▸ Collected data
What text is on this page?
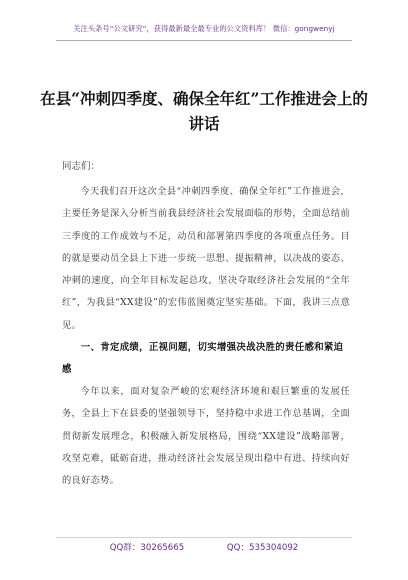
关注头条号“公文研究”，获得最新最全最专业的公文资料库！ 微信：gongwenyj
在县“冲刺四季度、确保全年红”工作推进会上的讲话
同志们：
今天我们召开这次全县“冲刺四季度、确保全年红”工作推进会，主要任务是深入分析当前我县经济社会发展面临的形势，全面总结前三季度的工作成效与不足，动员和部署第四季度的各项重点任务。目的就是要动员全县上下进一步统一思想、提振精神，以决战的姿态、冲刺的速度，向全年目标发起总攻，坚决夺取经济社会发展的“全年红”，为我县“XX建设”的宏伟蓝图奠定坚实基础。下面，我讲三点意见。
一、肯定成绩，正视问题，切实增强决战决胜的责任感和紧迫感
今年以来，面对复杂严峻的宏观经济环境和艰巨繁重的发展任务，全县上下在县委的坚强领导下，坚持稳中求进工作总基调，全面贯彻新发展理念，积极融入新发展格局，围绕“XX建设”战略部署，攻坚克难，砥砺奋进，推动经济社会发展呈现出稳中有进、持续向好的良好态势。
QQ群：30265665	QQ：535304092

▸ Directions
Write the lines above out again exactly, without any of their pictures.

▸ Solution for this exercise
What text is on this page?
关注头条号“公文研究”，获得最新最全最专业的公文资料库！ 微信：gongwenyj
在县“冲刺四季度、确保全年红”工作推进会上的讲话
同志们：
今天我们召开这次全县“冲刺四季度、确保全年红”工作推进会，主要任务是深入分析当前我县经济社会发展面临的形势，全面总结前三季度的工作成效与不足，动员和部署第四季度的各项重点任务。目的就是要动员全县上下进一步统一思想、提振精神，以决战的姿态、冲刺的速度，向全年目标发起总攻，坚决夺取经济社会发展的“全年红”，为我县“XX建设”的宏伟蓝图奠定坚实基础。下面，我讲三点意见。
一、肯定成绩，正视问题，切实增强决战决胜的责任感和紧迫感
今年以来，面对复杂严峻的宏观经济环境和艰巨繁重的发展任务，全县上下在县委的坚强领导下，坚持稳中求进工作总基调，全面贯彻新发展理念，积极融入新发展格局，围绕“XX建设”战略部署，攻坚克难，砥砺奋进，推动经济社会发展呈现出稳中有进、持续向好的良好态势。
QQ群：30265665	QQ：535304092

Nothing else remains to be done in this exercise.